RECORDS TO USE —
------------------------------------

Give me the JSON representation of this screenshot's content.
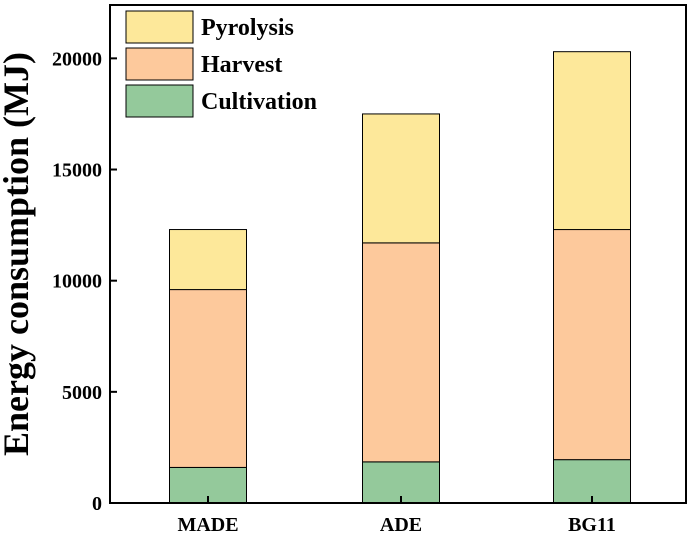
{
  "chart_data": {
    "type": "bar",
    "stacked": true,
    "title": "",
    "xlabel": "",
    "ylabel": "Energy consumption (MJ)",
    "categories": [
      "MADE",
      "ADE",
      "BG11"
    ],
    "ylim": [
      0,
      23000
    ],
    "yticks": [
      0,
      5000,
      10000,
      15000,
      20000
    ],
    "series": [
      {
        "name": "Cultivation",
        "color": "#94c99b",
        "values": [
          1600,
          1850,
          1950
        ]
      },
      {
        "name": "Harvest",
        "color": "#fdc99c",
        "values": [
          8000,
          9850,
          10350
        ]
      },
      {
        "name": "Pyrolysis",
        "color": "#fde89a",
        "values": [
          2700,
          5800,
          8000
        ]
      }
    ],
    "legend": {
      "position": "top-left",
      "order": [
        "Pyrolysis",
        "Harvest",
        "Cultivation"
      ]
    }
  }
}
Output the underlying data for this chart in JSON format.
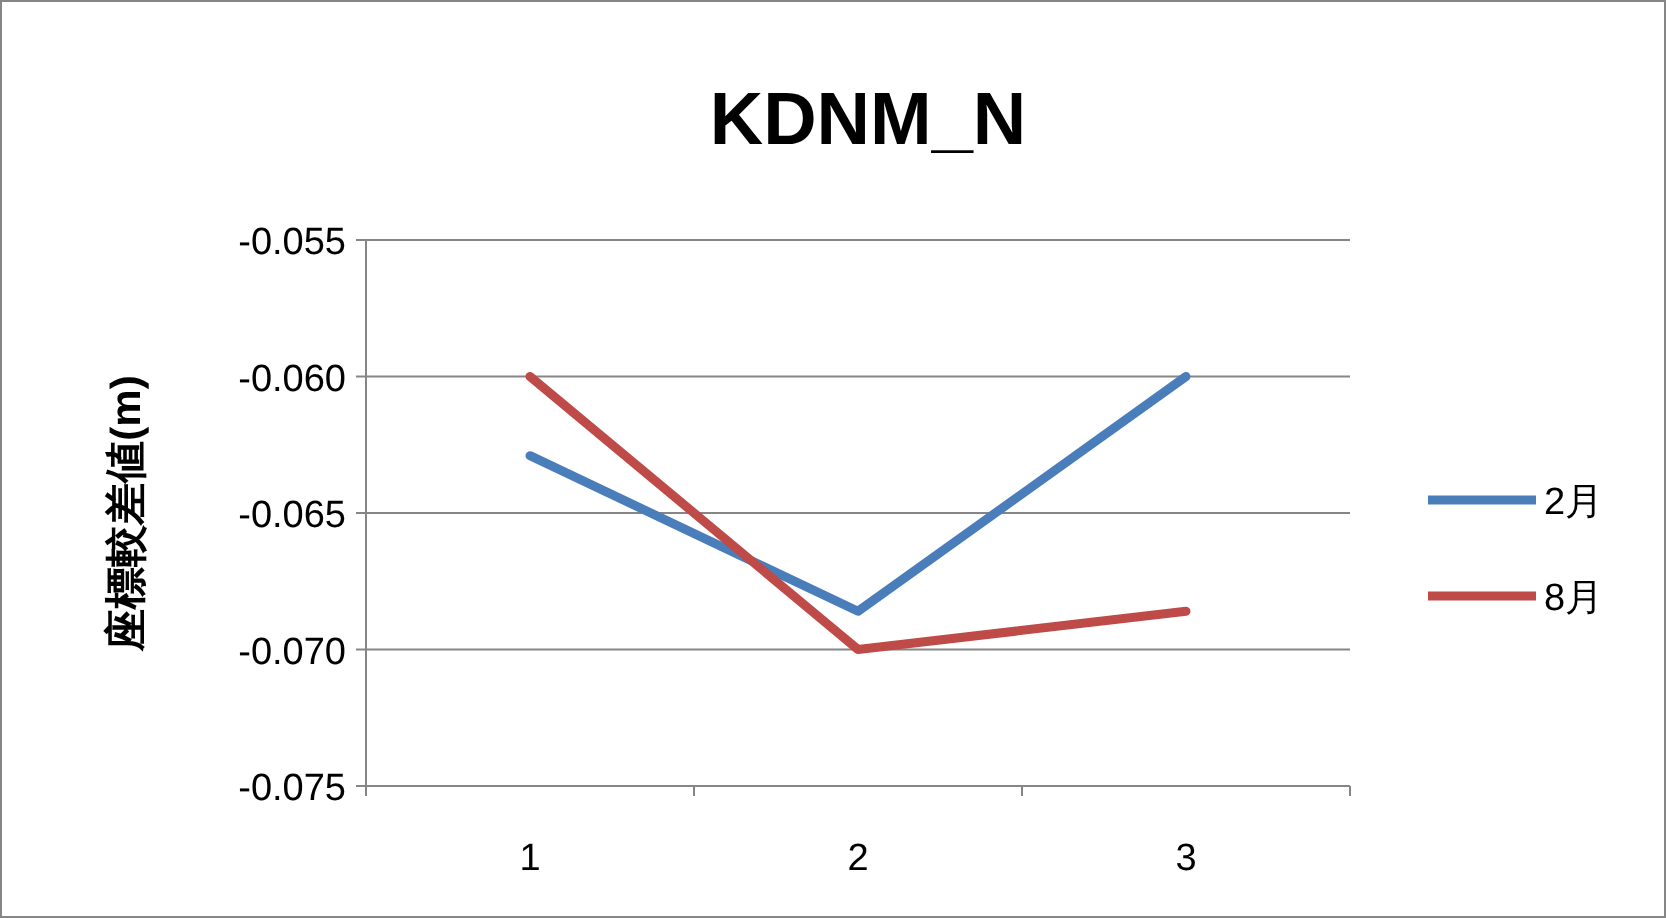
{
  "chart_data": {
    "type": "line",
    "title": "KDNM_N",
    "ylabel": "座標較差値(m)",
    "categories": [
      "1",
      "2",
      "3"
    ],
    "series": [
      {
        "name": "2月",
        "color": "#4a7ebb",
        "values": [
          -0.0629,
          -0.0686,
          -0.06
        ]
      },
      {
        "name": "8月",
        "color": "#be4b48",
        "values": [
          -0.06,
          -0.07,
          -0.0686
        ]
      }
    ],
    "ylim": [
      -0.075,
      -0.055
    ],
    "yticks": [
      -0.075,
      {
        "value": -0.07,
        "label": "-0.070"
      },
      -0.065,
      {
        "value": -0.06,
        "label": "-0.060"
      },
      -0.055
    ],
    "grid": "y",
    "legend": "right",
    "marker": "none",
    "line_style": "solid"
  }
}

------------------------------------

EXERCISE —
Set down the material exactly, every line of it, except for the pictures.

THE ANSWER —
Give me the JSON representation of this screenshot's content.
{
  "chart_data": {
    "type": "bar",
    "stacked": true,
    "title": "",
    "xlabel": "",
    "ylabel": "Energy consumption (MJ)",
    "categories": [
      "MADE",
      "ADE",
      "BG11"
    ],
    "ylim": [
      0,
      23000
    ],
    "yticks": [
      0,
      5000,
      10000,
      15000,
      20000
    ],
    "series": [
      {
        "name": "Cultivation",
        "color": "#94c99b",
        "values": [
          1600,
          1850,
          1950
        ]
      },
      {
        "name": "Harvest",
        "color": "#fdc99c",
        "values": [
          8000,
          9850,
          10350
        ]
      },
      {
        "name": "Pyrolysis",
        "color": "#fde89a",
        "values": [
          2700,
          5800,
          8000
        ]
      }
    ],
    "legend": {
      "position": "top-left",
      "order": [
        "Pyrolysis",
        "Harvest",
        "Cultivation"
      ]
    }
  }
}
Output the underlying data for this chart in JSON format.
{
  "chart_data": {
    "type": "line",
    "title": "KDNM_N",
    "ylabel": "座標較差値(m)",
    "categories": [
      "1",
      "2",
      "3"
    ],
    "series": [
      {
        "name": "2月",
        "color": "#4a7ebb",
        "values": [
          -0.0629,
          -0.0686,
          -0.06
        ]
      },
      {
        "name": "8月",
        "color": "#be4b48",
        "values": [
          -0.06,
          -0.07,
          -0.0686
        ]
      }
    ],
    "ylim": [
      -0.075,
      -0.055
    ],
    "yticks": [
      -0.075,
      {
        "value": -0.07,
        "label": "-0.070"
      },
      -0.065,
      {
        "value": -0.06,
        "label": "-0.060"
      },
      -0.055
    ],
    "grid": "y",
    "legend": "right",
    "marker": "none",
    "line_style": "solid"
  }
}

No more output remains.